Give every line of the material below as a JSON list of strings, one string per line, with blank lines left out.

## Given data
-- Start --

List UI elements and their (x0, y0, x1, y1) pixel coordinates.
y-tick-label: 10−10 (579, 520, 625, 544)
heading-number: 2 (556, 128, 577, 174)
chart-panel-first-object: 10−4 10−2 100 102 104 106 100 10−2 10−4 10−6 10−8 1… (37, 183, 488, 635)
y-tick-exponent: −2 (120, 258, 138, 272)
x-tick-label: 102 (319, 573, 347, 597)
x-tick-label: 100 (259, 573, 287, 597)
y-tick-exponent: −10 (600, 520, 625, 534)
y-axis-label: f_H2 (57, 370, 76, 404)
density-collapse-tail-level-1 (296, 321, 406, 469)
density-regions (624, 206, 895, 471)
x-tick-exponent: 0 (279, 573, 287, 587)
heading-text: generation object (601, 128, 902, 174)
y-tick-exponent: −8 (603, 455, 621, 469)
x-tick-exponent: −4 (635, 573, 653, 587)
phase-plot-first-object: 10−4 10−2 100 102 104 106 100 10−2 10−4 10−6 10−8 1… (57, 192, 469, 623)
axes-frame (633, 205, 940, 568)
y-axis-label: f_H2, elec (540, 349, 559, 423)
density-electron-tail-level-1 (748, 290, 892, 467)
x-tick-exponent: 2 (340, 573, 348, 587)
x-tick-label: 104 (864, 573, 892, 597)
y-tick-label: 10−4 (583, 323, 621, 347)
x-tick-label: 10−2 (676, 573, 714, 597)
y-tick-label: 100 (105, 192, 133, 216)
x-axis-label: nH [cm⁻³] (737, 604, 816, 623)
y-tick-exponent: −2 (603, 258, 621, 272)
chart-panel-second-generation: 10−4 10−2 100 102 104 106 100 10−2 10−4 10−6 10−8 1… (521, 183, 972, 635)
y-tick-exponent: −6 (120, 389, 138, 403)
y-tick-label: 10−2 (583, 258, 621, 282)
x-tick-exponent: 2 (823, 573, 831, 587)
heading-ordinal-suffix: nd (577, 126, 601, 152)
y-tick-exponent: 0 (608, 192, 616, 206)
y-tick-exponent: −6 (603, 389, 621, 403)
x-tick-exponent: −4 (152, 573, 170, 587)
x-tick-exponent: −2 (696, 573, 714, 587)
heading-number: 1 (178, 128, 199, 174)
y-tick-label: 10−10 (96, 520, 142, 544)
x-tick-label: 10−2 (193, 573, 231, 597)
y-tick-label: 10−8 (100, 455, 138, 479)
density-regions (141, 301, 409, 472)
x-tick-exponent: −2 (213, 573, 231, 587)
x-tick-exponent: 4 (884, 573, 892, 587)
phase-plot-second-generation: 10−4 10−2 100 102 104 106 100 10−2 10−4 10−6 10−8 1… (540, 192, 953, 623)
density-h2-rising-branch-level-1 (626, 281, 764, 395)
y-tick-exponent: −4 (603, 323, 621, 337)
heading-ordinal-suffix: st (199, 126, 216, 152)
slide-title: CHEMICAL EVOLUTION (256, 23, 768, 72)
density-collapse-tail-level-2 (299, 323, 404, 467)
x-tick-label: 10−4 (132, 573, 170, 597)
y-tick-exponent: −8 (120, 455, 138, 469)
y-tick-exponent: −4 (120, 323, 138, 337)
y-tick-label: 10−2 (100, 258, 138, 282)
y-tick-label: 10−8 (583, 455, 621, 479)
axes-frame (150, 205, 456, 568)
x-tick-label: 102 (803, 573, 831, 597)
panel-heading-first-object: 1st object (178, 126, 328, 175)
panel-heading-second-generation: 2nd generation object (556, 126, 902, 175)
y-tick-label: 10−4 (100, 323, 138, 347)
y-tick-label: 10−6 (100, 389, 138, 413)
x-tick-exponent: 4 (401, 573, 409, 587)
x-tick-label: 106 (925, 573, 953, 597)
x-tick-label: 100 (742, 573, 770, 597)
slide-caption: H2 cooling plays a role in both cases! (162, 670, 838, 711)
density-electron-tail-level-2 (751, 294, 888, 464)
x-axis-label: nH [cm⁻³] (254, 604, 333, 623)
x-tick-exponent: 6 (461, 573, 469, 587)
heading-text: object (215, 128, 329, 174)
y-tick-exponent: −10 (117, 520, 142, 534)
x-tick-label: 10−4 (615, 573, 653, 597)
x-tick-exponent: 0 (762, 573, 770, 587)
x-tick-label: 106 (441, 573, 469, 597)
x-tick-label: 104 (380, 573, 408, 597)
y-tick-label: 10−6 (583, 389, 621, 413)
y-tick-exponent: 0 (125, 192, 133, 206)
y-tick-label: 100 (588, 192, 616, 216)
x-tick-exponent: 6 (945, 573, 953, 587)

-- End --

## Answer to this task
[
  "List UI elements and their (x0, y0, x1, y1) pixel coordinates.",
  "y-tick-label: 10−10 (579, 520, 625, 544)",
  "heading-number: 2 (556, 128, 577, 174)",
  "chart-panel-first-object: 10−4 10−2 100 102 104 106 100 10−2 10−4 10−6 10−8 1… (37, 183, 488, 635)",
  "y-tick-exponent: −2 (120, 258, 138, 272)",
  "x-tick-label: 102 (319, 573, 347, 597)",
  "x-tick-label: 100 (259, 573, 287, 597)",
  "y-tick-exponent: −10 (600, 520, 625, 534)",
  "y-axis-label: f_H2 (57, 370, 76, 404)",
  "density-collapse-tail-level-1 (296, 321, 406, 469)",
  "density-regions (624, 206, 895, 471)",
  "x-tick-exponent: 0 (279, 573, 287, 587)",
  "heading-text: generation object (601, 128, 902, 174)",
  "y-tick-exponent: −8 (603, 455, 621, 469)",
  "x-tick-exponent: −4 (635, 573, 653, 587)",
  "phase-plot-first-object: 10−4 10−2 100 102 104 106 100 10−2 10−4 10−6 10−8 1… (57, 192, 469, 623)",
  "axes-frame (633, 205, 940, 568)",
  "y-axis-label: f_H2, elec (540, 349, 559, 423)",
  "density-electron-tail-level-1 (748, 290, 892, 467)",
  "x-tick-exponent: 2 (340, 573, 348, 587)",
  "x-tick-label: 104 (864, 573, 892, 597)",
  "y-tick-label: 10−4 (583, 323, 621, 347)",
  "x-tick-label: 10−2 (676, 573, 714, 597)",
  "y-tick-label: 100 (105, 192, 133, 216)",
  "x-axis-label: nH [cm⁻³] (737, 604, 816, 623)",
  "y-tick-exponent: −2 (603, 258, 621, 272)",
  "chart-panel-second-generation: 10−4 10−2 100 102 104 106 100 10−2 10−4 10−6 10−8 1… (521, 183, 972, 635)",
  "y-tick-exponent: −6 (120, 389, 138, 403)",
  "y-tick-label: 10−2 (583, 258, 621, 282)",
  "x-tick-exponent: 2 (823, 573, 831, 587)",
  "heading-ordinal-suffix: nd (577, 126, 601, 152)",
  "y-tick-exponent: 0 (608, 192, 616, 206)",
  "y-tick-exponent: −6 (603, 389, 621, 403)",
  "x-tick-exponent: −4 (152, 573, 170, 587)",
  "x-tick-exponent: −2 (696, 573, 714, 587)",
  "heading-number: 1 (178, 128, 199, 174)",
  "y-tick-label: 10−10 (96, 520, 142, 544)",
  "x-tick-label: 10−2 (193, 573, 231, 597)",
  "y-tick-label: 10−8 (100, 455, 138, 479)",
  "density-regions (141, 301, 409, 472)",
  "x-tick-exponent: −2 (213, 573, 231, 587)",
  "x-tick-exponent: 4 (884, 573, 892, 587)",
  "phase-plot-second-generation: 10−4 10−2 100 102 104 106 100 10−2 10−4 10−6 10−8 1… (540, 192, 953, 623)",
  "density-h2-rising-branch-level-1 (626, 281, 764, 395)",
  "y-tick-exponent: −4 (603, 323, 621, 337)",
  "heading-ordinal-suffix: st (199, 126, 216, 152)",
  "slide-title: CHEMICAL EVOLUTION (256, 23, 768, 72)",
  "density-collapse-tail-level-2 (299, 323, 404, 467)",
  "x-tick-label: 10−4 (132, 573, 170, 597)",
  "y-tick-exponent: −8 (120, 455, 138, 469)",
  "y-tick-exponent: −4 (120, 323, 138, 337)",
  "y-tick-label: 10−2 (100, 258, 138, 282)",
  "y-tick-label: 10−8 (583, 455, 621, 479)",
  "axes-frame (150, 205, 456, 568)",
  "x-tick-label: 102 (803, 573, 831, 597)",
  "panel-heading-first-object: 1st object (178, 126, 328, 175)",
  "panel-heading-second-generation: 2nd generation object (556, 126, 902, 175)",
  "y-tick-label: 10−4 (100, 323, 138, 347)",
  "y-tick-label: 10−6 (100, 389, 138, 413)",
  "x-tick-exponent: 4 (401, 573, 409, 587)",
  "x-tick-label: 106 (925, 573, 953, 597)",
  "x-tick-label: 100 (742, 573, 770, 597)",
  "slide-caption: H2 cooling plays a role in both cases! (162, 670, 838, 711)",
  "density-electron-tail-level-2 (751, 294, 888, 464)",
  "x-axis-label: nH [cm⁻³] (254, 604, 333, 623)",
  "x-tick-exponent: 6 (461, 573, 469, 587)",
  "heading-text: object (215, 128, 329, 174)",
  "y-tick-exponent: −10 (117, 520, 142, 534)",
  "x-tick-label: 10−4 (615, 573, 653, 597)",
  "x-tick-exponent: 0 (762, 573, 770, 587)",
  "x-tick-label: 106 (441, 573, 469, 597)",
  "x-tick-label: 104 (380, 573, 408, 597)",
  "y-tick-label: 10−6 (583, 389, 621, 413)",
  "y-tick-exponent: 0 (125, 192, 133, 206)",
  "y-tick-label: 100 (588, 192, 616, 216)",
  "x-tick-exponent: 6 (945, 573, 953, 587)"
]